Exercise instructions: Exact reproduction of the data is required, with images excluded.

Given data:
>>>>
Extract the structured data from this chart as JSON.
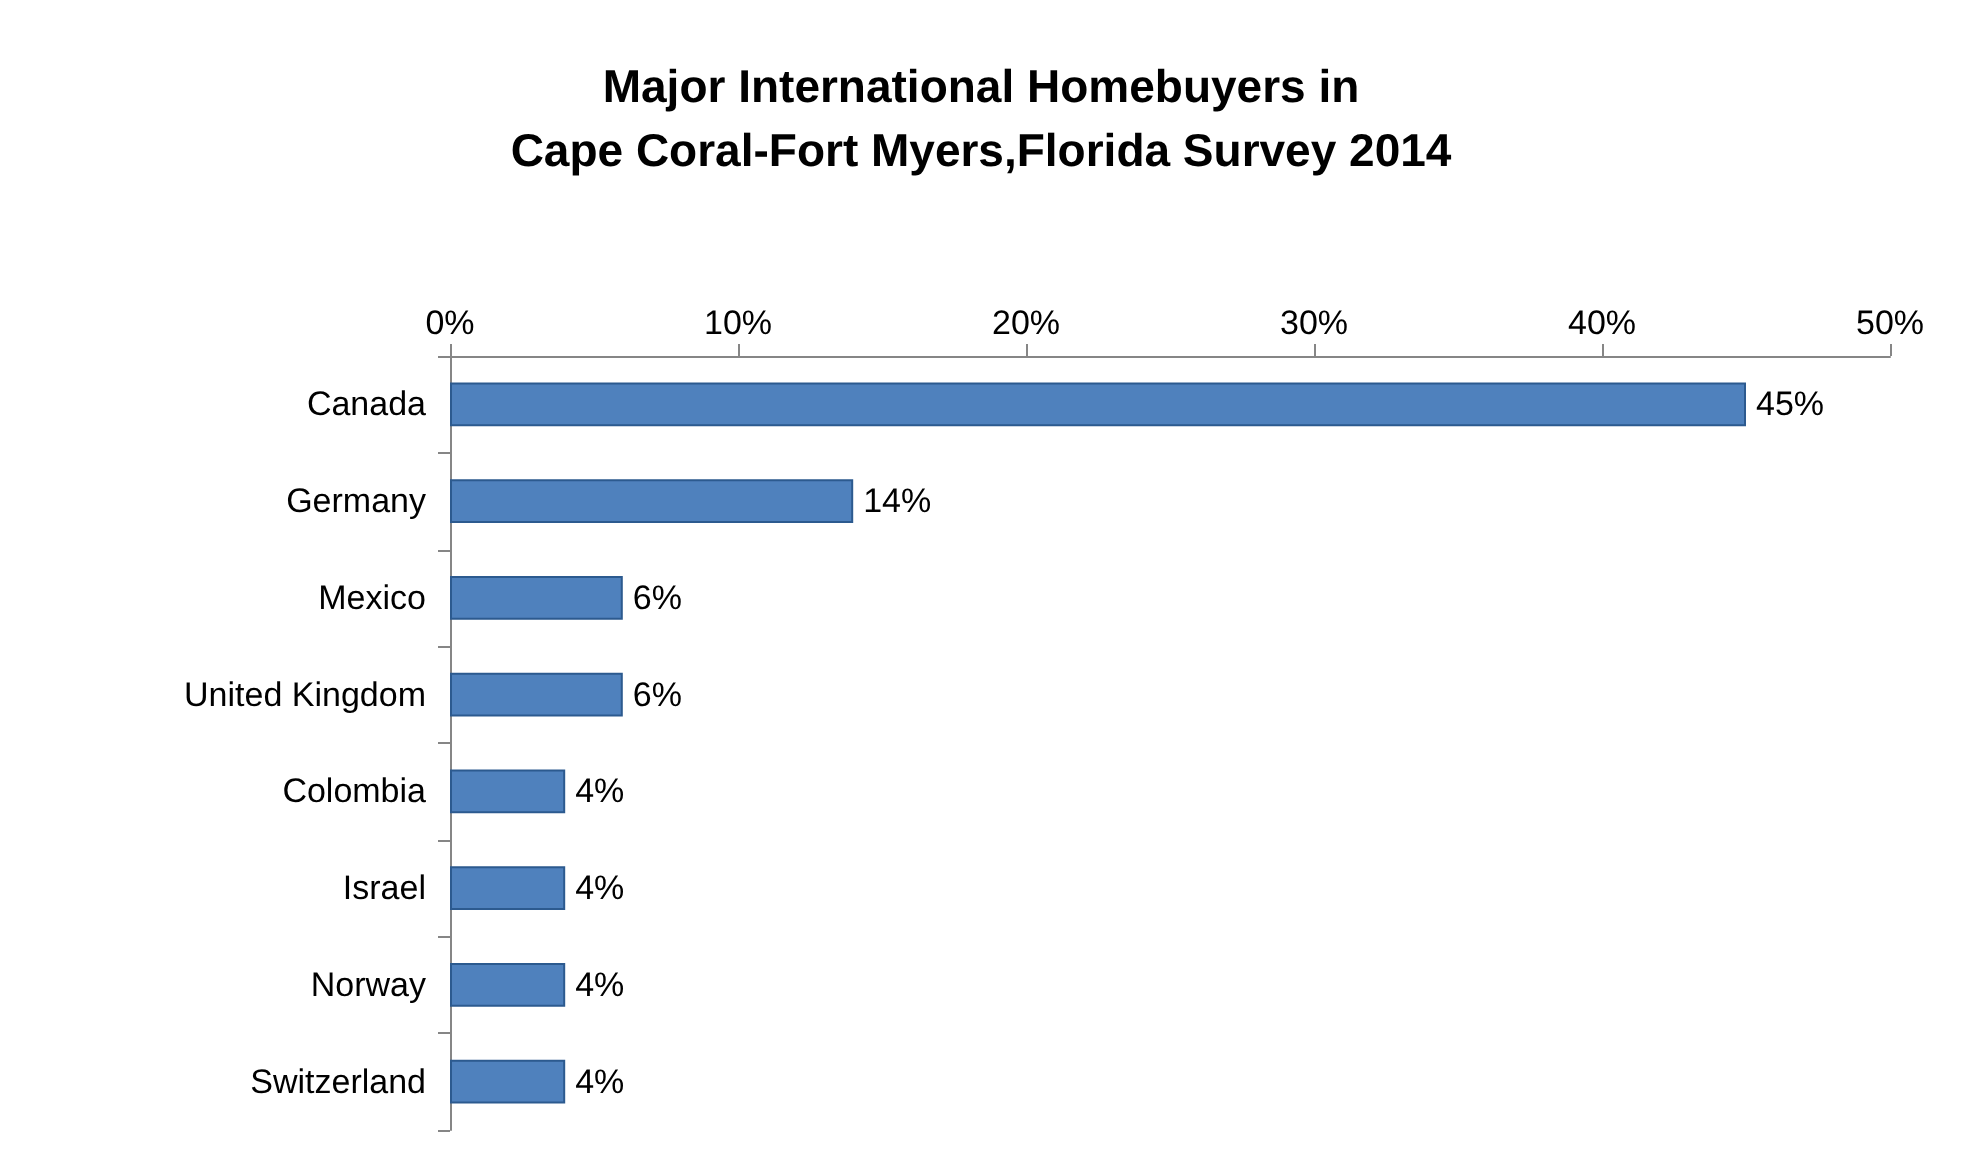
{
  "chart_data": {
    "type": "bar",
    "orientation": "horizontal",
    "title": "Major International Homebuyers in\nCape Coral-Fort Myers,Florida Survey 2014",
    "categories": [
      "Canada",
      "Germany",
      "Mexico",
      "United Kingdom",
      "Colombia",
      "Israel",
      "Norway",
      "Switzerland"
    ],
    "values": [
      45,
      14,
      6,
      6,
      4,
      4,
      4,
      4
    ],
    "value_labels": [
      "45%",
      "14%",
      "6%",
      "6%",
      "4%",
      "4%",
      "4%",
      "4%"
    ],
    "color": "#4f81bd",
    "xlim": [
      0,
      50
    ],
    "xticks": [
      {
        "value": 0,
        "label": "0%"
      },
      {
        "value": 10,
        "label": "10%"
      },
      {
        "value": 20,
        "label": "20%"
      },
      {
        "value": 30,
        "label": "30%"
      },
      {
        "value": 40,
        "label": "40%"
      },
      {
        "value": 50,
        "label": "50%"
      }
    ],
    "grid": false
  }
}
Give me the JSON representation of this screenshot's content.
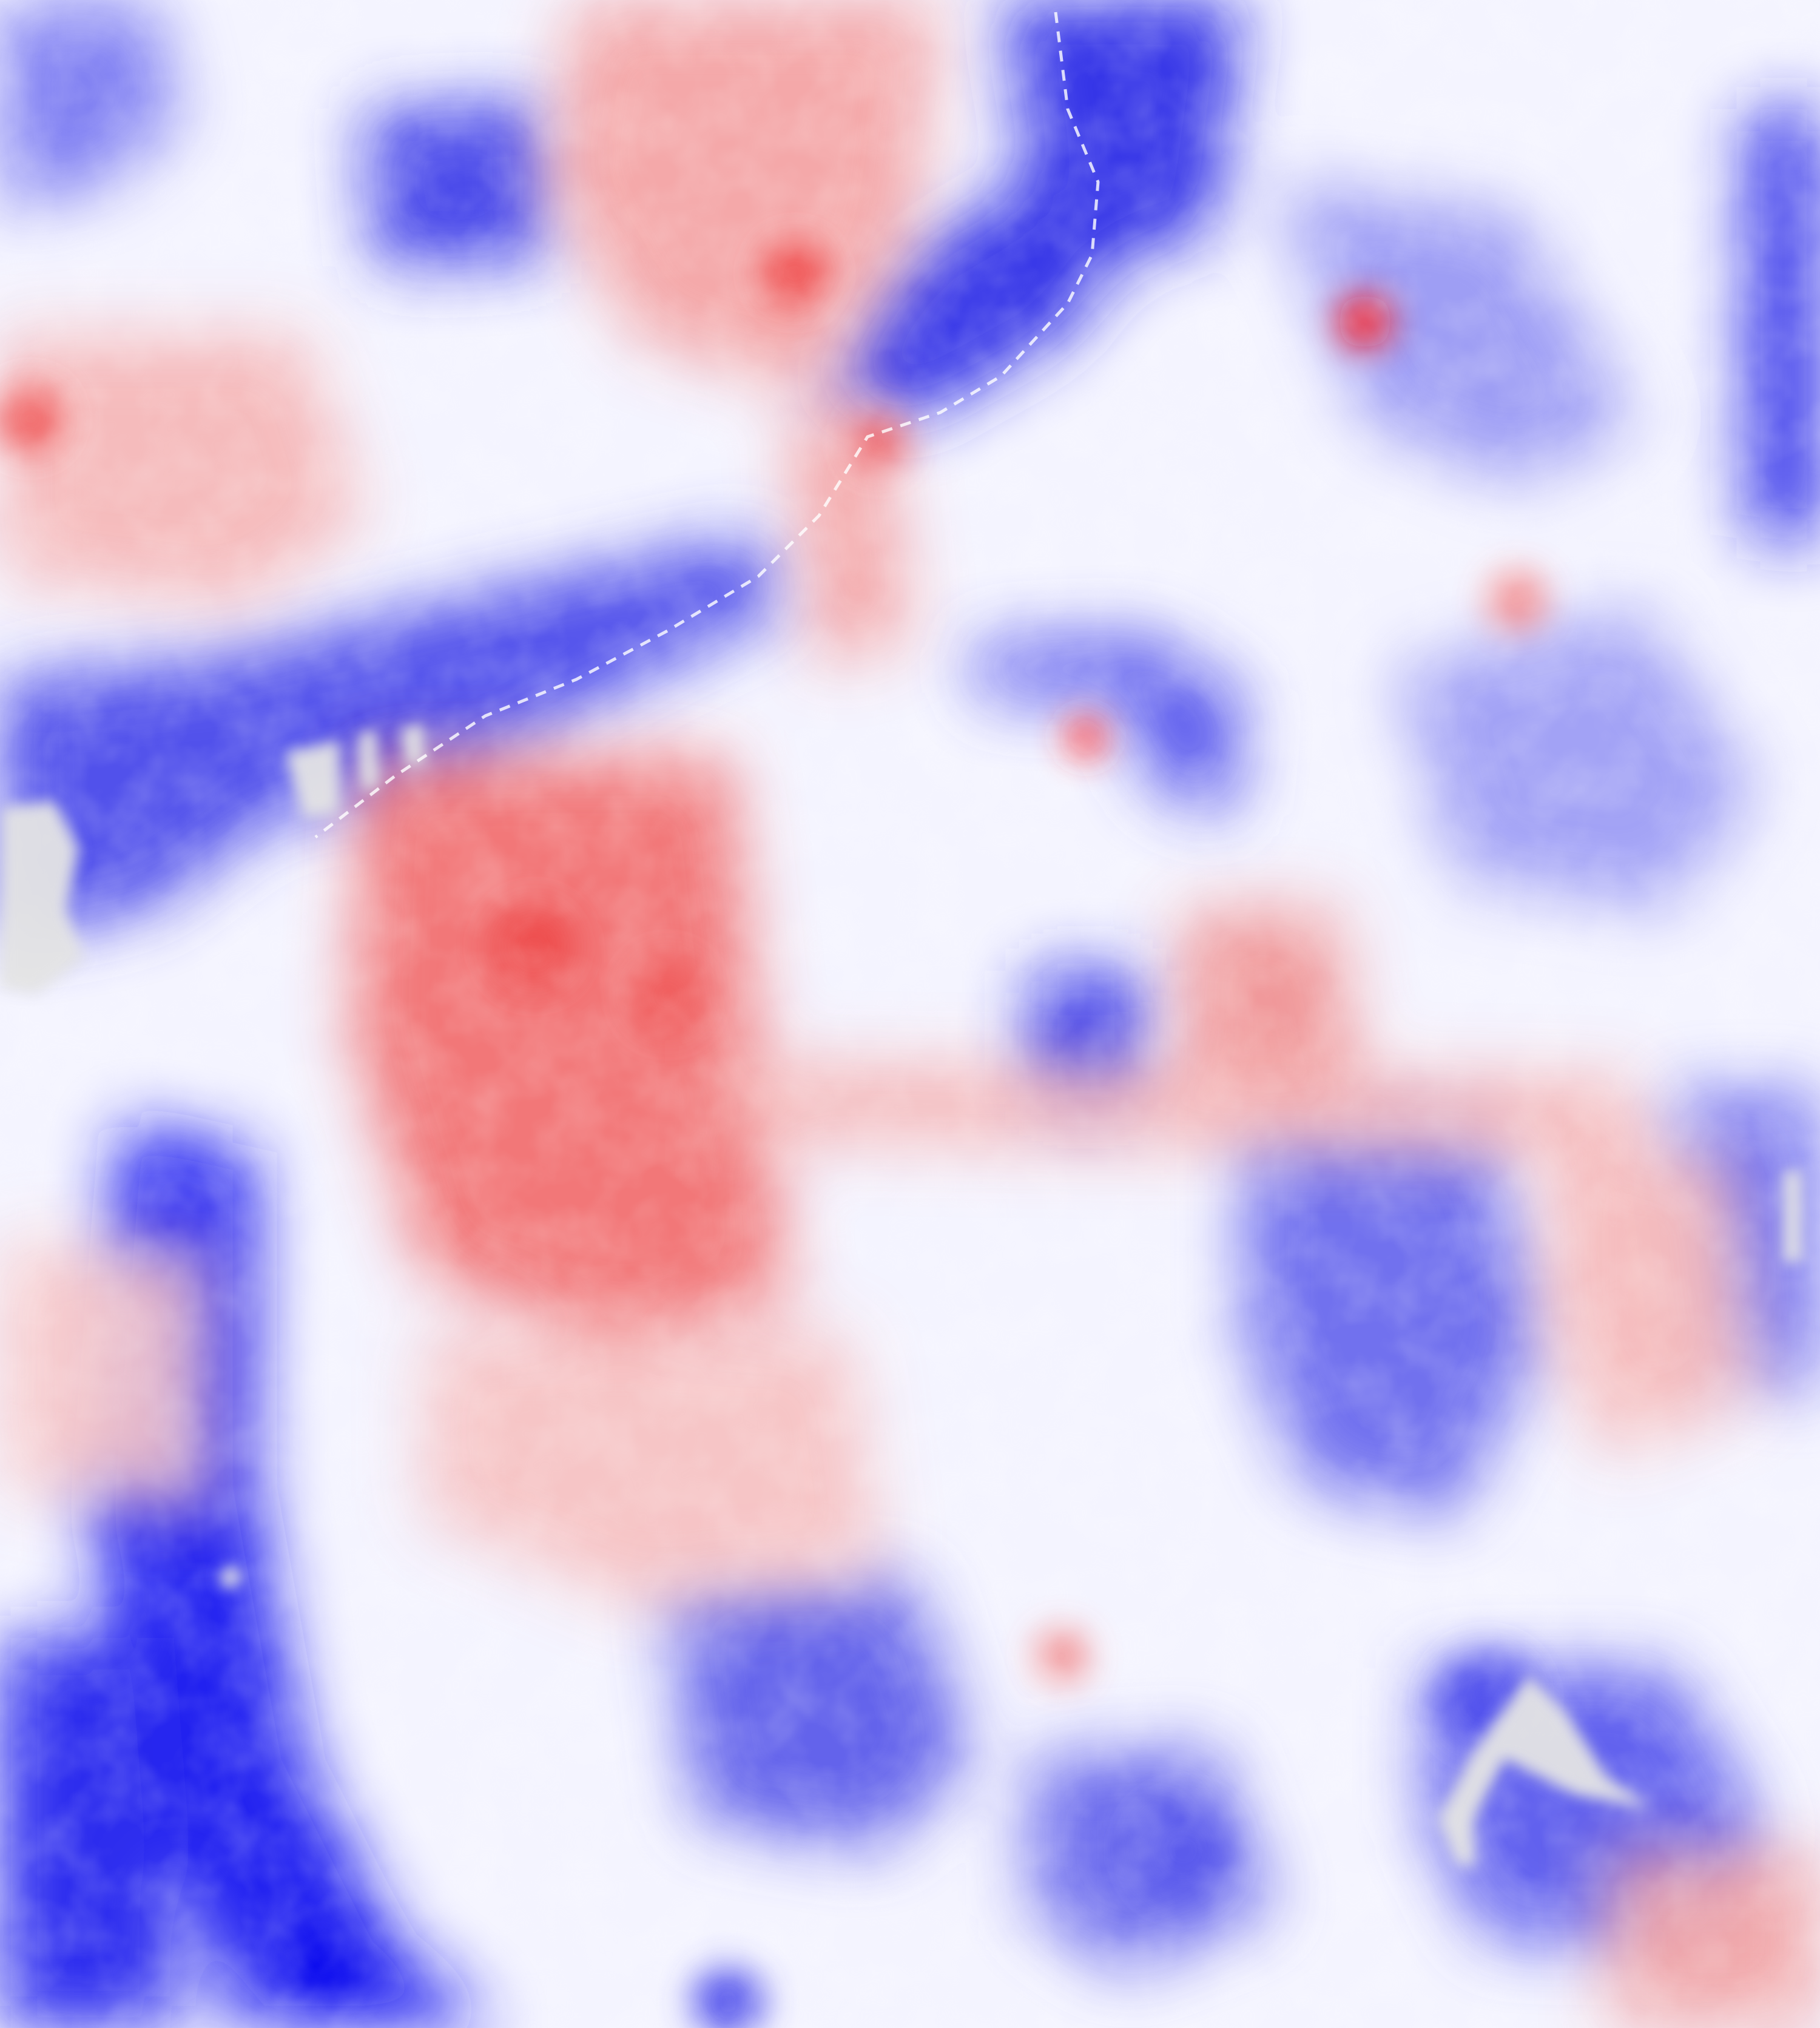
{
  "map": {
    "kind": "diverging raster field",
    "colors": {
      "negative_strong": "#0000ff",
      "negative_mid": "#6f6ff0",
      "neutral": "#ffffff",
      "positive_mid": "#f7a8a8",
      "positive_strong": "#ff0000",
      "no_data": "#e6e6e6"
    },
    "legend": null,
    "title": ""
  }
}
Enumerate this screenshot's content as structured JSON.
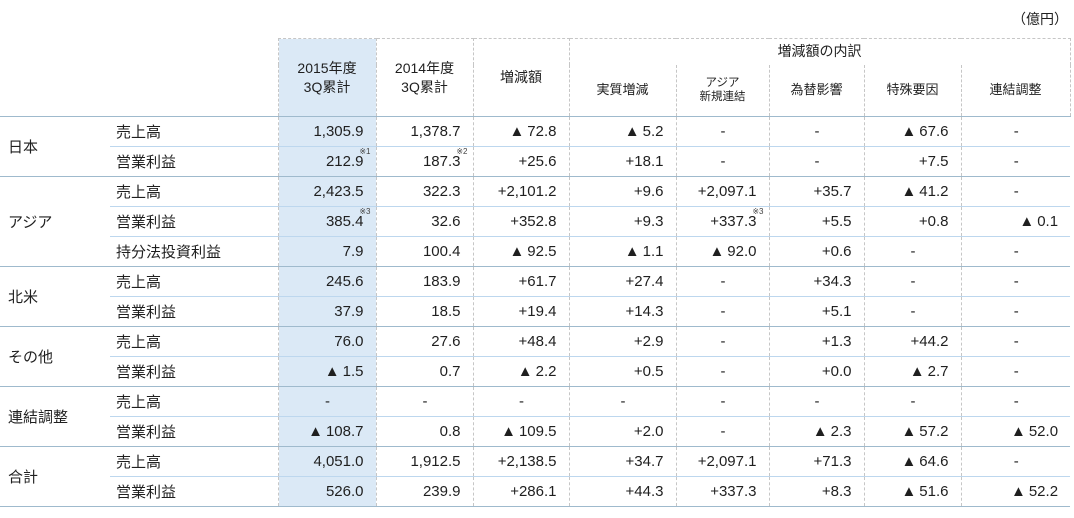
<<<<
Written answer:
Extract the structured data from this chart as JSON.
{
  "chart_data": {
    "type": "bar",
    "orientation": "horizontal",
    "title": "Major International Homebuyers in\nCape Coral-Fort Myers,Florida Survey 2014",
    "categories": [
      "Canada",
      "Germany",
      "Mexico",
      "United Kingdom",
      "Colombia",
      "Israel",
      "Norway",
      "Switzerland"
    ],
    "values": [
      45,
      14,
      6,
      6,
      4,
      4,
      4,
      4
    ],
    "value_labels": [
      "45%",
      "14%",
      "6%",
      "6%",
      "4%",
      "4%",
      "4%",
      "4%"
    ],
    "color": "#4f81bd",
    "xlim": [
      0,
      50
    ],
    "xticks": [
      {
        "value": 0,
        "label": "0%"
      },
      {
        "value": 10,
        "label": "10%"
      },
      {
        "value": 20,
        "label": "20%"
      },
      {
        "value": 30,
        "label": "30%"
      },
      {
        "value": 40,
        "label": "40%"
      },
      {
        "value": 50,
        "label": "50%"
      }
    ],
    "grid": false
  }
}
Give me the JSON representation of this screenshot's content.
{
  "map": {
    "kind": "diverging raster field",
    "colors": {
      "negative_strong": "#0000ff",
      "negative_mid": "#6f6ff0",
      "neutral": "#ffffff",
      "positive_mid": "#f7a8a8",
      "positive_strong": "#ff0000",
      "no_data": "#e6e6e6"
    },
    "legend": null,
    "title": ""
  }
}
Enumerate this screenshot's content as structured JSON.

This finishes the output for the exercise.